## Stated goal
Transcribe each entry below exactly. Pictures do not go in the copy.

## Start Data

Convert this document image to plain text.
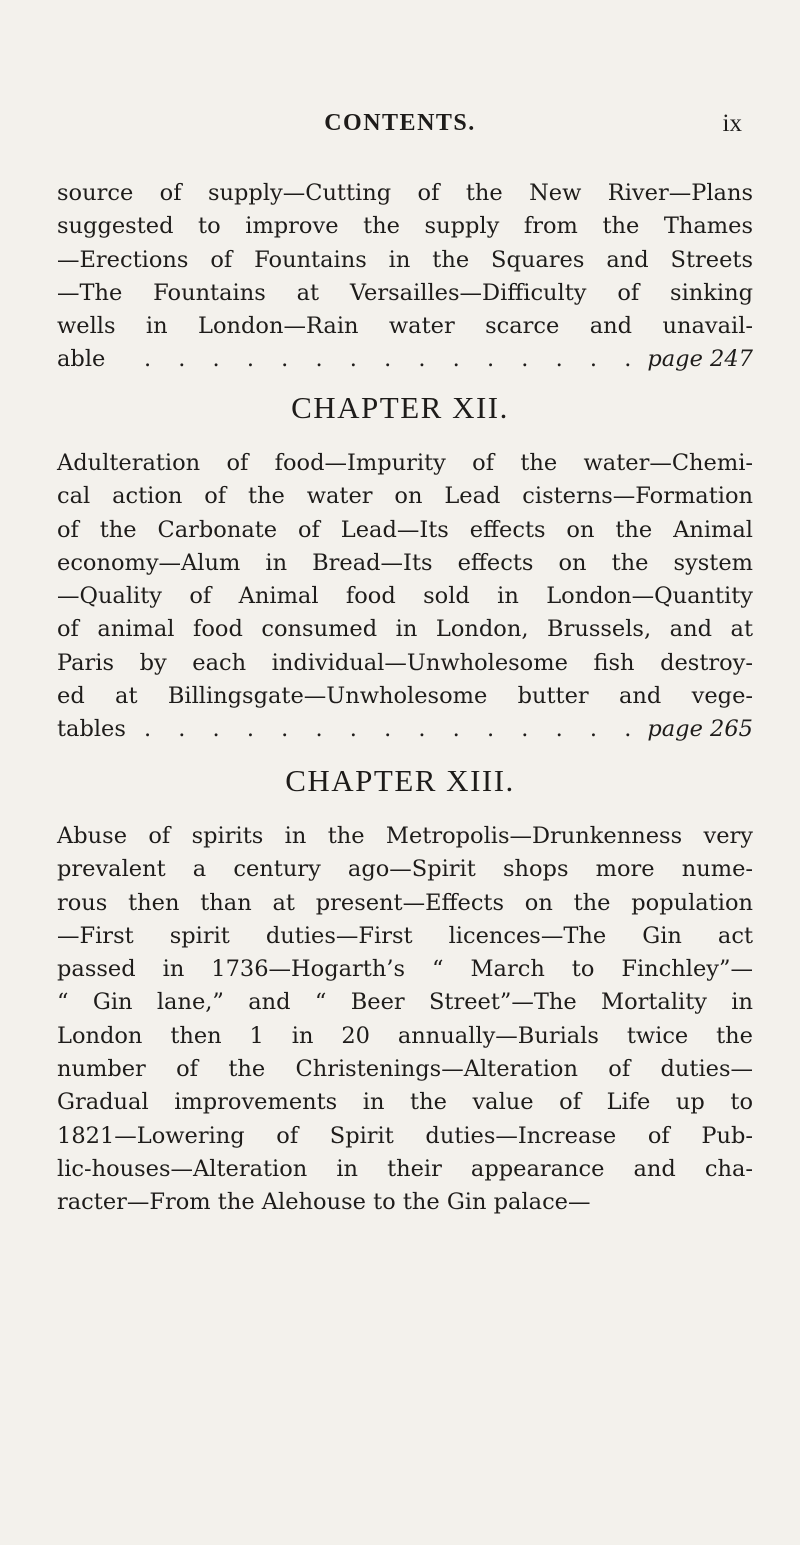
CONTENTS.	ix
source of supply—Cutting of the New River—Plans
suggested to improve the supply from the Thames
—Erections of Fountains in the Squares and Streets
—The Fountains at Versailles—Difficulty of sinking
wells in London—Rain water scarce and unavail-
able	. . . . . . . . . . . . . . . page 247
CHAPTER XII.
Adulteration of food—Impurity of the water—Chemi-
cal action of the water on Lead cisterns—Formation
of the Carbonate of Lead—Its effects on the Animal
economy—Alum in Bread—Its effects on the system
—Quality of Animal food sold in London—Quantity
of animal food consumed in London, Brussels, and at
Paris by each individual—Unwholesome fish destroy-
ed at Billingsgate—Unwholesome butter and vege-
tables . . . . . . . . . . . . . . . page 265
CHAPTER XIII.
Abuse of spirits in the Metropolis—Drunkenness very
prevalent a century ago—Spirit shops more nume-
rous then than at present—Effects on the population
—First spirit duties—First licences—The Gin act
passed in 1736—Hogarth’s “ March to Finchley”—
“ Gin lane,” and “ Beer Street”—The Mortality in
London then 1 in 20 annually—Burials twice the
number of the Christenings—Alteration of duties—
Gradual improvements in the value of Life up to
1821—Lowering of Spirit duties—Increase of Pub-
lic-houses—Alteration in their appearance and cha-
racter—From the Alehouse to the Gin palace—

## End Data

## Task solution
Convert this document image to plain text.
CONTENTS.	ix
source of supply—Cutting of the New River—Plans
suggested to improve the supply from the Thames
—Erections of Fountains in the Squares and Streets
—The Fountains at Versailles—Difficulty of sinking
wells in London—Rain water scarce and unavail-
able	. . . . . . . . . . . . . . . page 247
CHAPTER XII.
Adulteration of food—Impurity of the water—Chemi-
cal action of the water on Lead cisterns—Formation
of the Carbonate of Lead—Its effects on the Animal
economy—Alum in Bread—Its effects on the system
—Quality of Animal food sold in London—Quantity
of animal food consumed in London, Brussels, and at
Paris by each individual—Unwholesome fish destroy-
ed at Billingsgate—Unwholesome butter and vege-
tables . . . . . . . . . . . . . . . page 265
CHAPTER XIII.
Abuse of spirits in the Metropolis—Drunkenness very
prevalent a century ago—Spirit shops more nume-
rous then than at present—Effects on the population
—First spirit duties—First licences—The Gin act
passed in 1736—Hogarth’s “ March to Finchley”—
“ Gin lane,” and “ Beer Street”—The Mortality in
London then 1 in 20 annually—Burials twice the
number of the Christenings—Alteration of duties—
Gradual improvements in the value of Life up to
1821—Lowering of Spirit duties—Increase of Pub-
lic-houses—Alteration in their appearance and cha-
racter—From the Alehouse to the Gin palace—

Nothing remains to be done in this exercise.